Dataset items

★ ★ ★ ★

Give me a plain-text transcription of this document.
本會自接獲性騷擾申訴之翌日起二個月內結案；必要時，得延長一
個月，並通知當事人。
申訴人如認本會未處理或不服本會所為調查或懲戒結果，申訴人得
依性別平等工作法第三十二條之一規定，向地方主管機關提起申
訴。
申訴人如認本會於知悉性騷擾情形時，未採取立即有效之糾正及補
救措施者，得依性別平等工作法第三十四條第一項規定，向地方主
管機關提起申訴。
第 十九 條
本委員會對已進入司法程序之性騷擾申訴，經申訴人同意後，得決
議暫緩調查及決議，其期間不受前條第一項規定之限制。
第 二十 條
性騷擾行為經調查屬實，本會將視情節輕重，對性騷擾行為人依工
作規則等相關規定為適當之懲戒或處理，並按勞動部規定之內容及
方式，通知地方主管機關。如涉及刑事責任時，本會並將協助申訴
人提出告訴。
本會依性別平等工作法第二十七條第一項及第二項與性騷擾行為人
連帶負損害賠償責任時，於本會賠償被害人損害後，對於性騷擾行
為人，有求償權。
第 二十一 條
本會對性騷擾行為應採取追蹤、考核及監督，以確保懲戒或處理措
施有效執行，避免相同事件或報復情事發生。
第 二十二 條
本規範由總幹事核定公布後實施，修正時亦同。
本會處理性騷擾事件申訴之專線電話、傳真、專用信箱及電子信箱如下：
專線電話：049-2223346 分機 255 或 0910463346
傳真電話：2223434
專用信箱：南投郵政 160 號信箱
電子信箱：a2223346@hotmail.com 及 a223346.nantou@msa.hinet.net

★ ★ ★ ★

**Written request:** Go through the listing above and restate it word for word.

**Task result:**
Give me a plain-text transcription of this document.
本會自接獲性騷擾申訴之翌日起二個月內結案；必要時，得延長一
個月，並通知當事人。
申訴人如認本會未處理或不服本會所為調查或懲戒結果，申訴人得
依性別平等工作法第三十二條之一規定，向地方主管機關提起申
訴。
申訴人如認本會於知悉性騷擾情形時，未採取立即有效之糾正及補
救措施者，得依性別平等工作法第三十四條第一項規定，向地方主
管機關提起申訴。
第 十九 條
本委員會對已進入司法程序之性騷擾申訴，經申訴人同意後，得決
議暫緩調查及決議，其期間不受前條第一項規定之限制。
第 二十 條
性騷擾行為經調查屬實，本會將視情節輕重，對性騷擾行為人依工
作規則等相關規定為適當之懲戒或處理，並按勞動部規定之內容及
方式，通知地方主管機關。如涉及刑事責任時，本會並將協助申訴
人提出告訴。
本會依性別平等工作法第二十七條第一項及第二項與性騷擾行為人
連帶負損害賠償責任時，於本會賠償被害人損害後，對於性騷擾行
為人，有求償權。
第 二十一 條
本會對性騷擾行為應採取追蹤、考核及監督，以確保懲戒或處理措
施有效執行，避免相同事件或報復情事發生。
第 二十二 條
本規範由總幹事核定公布後實施，修正時亦同。
本會處理性騷擾事件申訴之專線電話、傳真、專用信箱及電子信箱如下：
專線電話：049-2223346 分機 255 或 0910463346
傳真電話：2223434
專用信箱：南投郵政 160 號信箱
電子信箱：a2223346@hotmail.com 及 a223346.nantou@msa.hinet.net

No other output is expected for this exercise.